LISTED ENTRIES:
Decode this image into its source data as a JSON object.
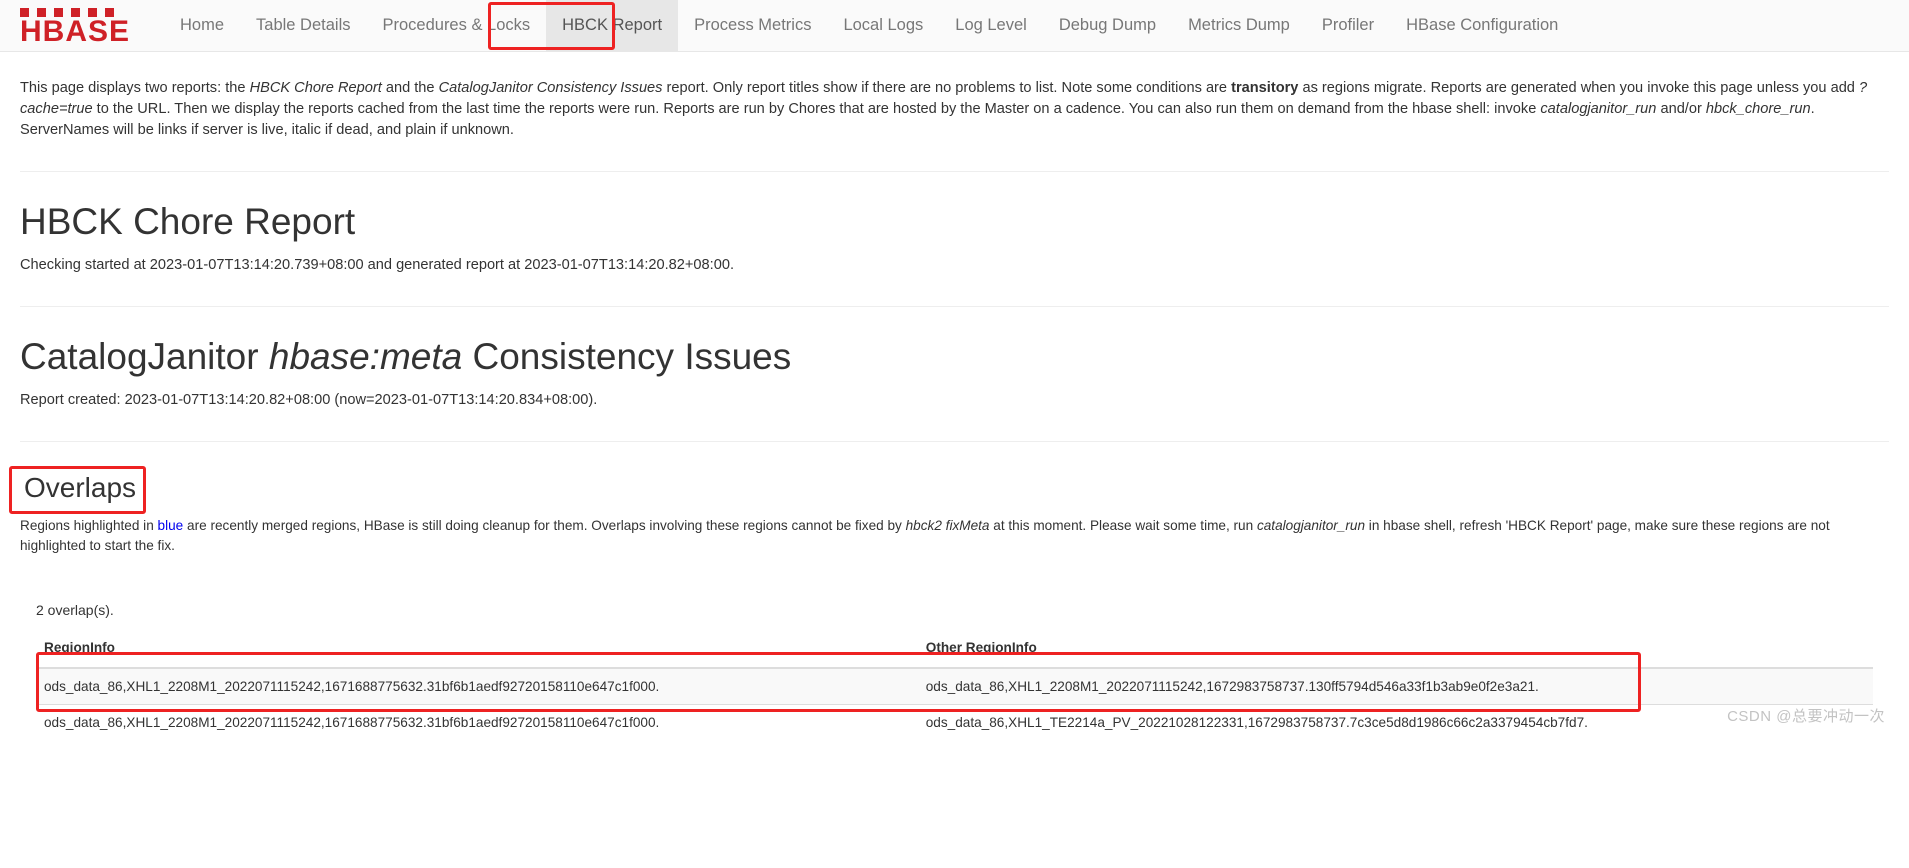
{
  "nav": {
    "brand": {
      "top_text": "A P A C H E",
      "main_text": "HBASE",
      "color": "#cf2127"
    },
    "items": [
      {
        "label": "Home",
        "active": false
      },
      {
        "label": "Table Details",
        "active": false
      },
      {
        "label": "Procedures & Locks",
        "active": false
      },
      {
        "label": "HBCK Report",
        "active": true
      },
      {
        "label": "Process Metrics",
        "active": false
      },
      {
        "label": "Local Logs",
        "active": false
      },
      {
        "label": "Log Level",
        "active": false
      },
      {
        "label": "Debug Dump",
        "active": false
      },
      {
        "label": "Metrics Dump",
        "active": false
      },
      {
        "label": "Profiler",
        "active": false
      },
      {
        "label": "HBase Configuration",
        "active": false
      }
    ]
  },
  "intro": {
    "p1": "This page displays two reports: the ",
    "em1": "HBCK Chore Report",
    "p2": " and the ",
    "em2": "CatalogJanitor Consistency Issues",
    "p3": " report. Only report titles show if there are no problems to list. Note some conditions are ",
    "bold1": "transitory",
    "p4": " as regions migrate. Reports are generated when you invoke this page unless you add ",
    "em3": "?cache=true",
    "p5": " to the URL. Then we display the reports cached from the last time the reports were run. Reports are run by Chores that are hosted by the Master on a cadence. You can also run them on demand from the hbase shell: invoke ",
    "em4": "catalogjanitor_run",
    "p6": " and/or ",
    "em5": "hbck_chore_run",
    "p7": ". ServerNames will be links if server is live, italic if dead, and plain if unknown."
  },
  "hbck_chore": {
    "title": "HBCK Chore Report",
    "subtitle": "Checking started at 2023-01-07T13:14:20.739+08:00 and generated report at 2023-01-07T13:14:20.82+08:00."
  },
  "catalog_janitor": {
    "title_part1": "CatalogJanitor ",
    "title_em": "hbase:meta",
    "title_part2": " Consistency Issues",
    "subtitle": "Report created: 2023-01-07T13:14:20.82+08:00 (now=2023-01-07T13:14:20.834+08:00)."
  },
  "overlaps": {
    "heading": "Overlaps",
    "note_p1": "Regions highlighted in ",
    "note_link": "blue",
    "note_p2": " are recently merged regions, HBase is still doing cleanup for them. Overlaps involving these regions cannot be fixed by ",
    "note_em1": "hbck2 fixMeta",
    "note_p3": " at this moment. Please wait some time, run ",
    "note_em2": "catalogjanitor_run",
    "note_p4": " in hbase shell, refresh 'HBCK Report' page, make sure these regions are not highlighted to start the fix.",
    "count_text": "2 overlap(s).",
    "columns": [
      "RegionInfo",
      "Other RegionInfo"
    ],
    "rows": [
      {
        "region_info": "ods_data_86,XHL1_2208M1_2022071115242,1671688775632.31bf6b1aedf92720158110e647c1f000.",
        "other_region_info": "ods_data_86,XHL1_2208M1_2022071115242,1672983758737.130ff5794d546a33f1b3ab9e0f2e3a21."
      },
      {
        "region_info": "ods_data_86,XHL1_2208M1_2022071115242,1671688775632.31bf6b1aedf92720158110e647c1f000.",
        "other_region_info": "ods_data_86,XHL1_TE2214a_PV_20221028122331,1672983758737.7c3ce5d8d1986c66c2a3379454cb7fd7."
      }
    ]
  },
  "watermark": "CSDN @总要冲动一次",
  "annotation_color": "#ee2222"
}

TASK DETAILS: Gather each line from the entries above that includes the word "generated".

RESULT OF THE TASK:
    "p4": " as regions migrate. Reports are generated when you invoke this page unless you add ",
    "subtitle": "Checking started at 2023-01-07T13:14:20.739+08:00 and generated report at 2023-01-07T13:14:20.82+08:00."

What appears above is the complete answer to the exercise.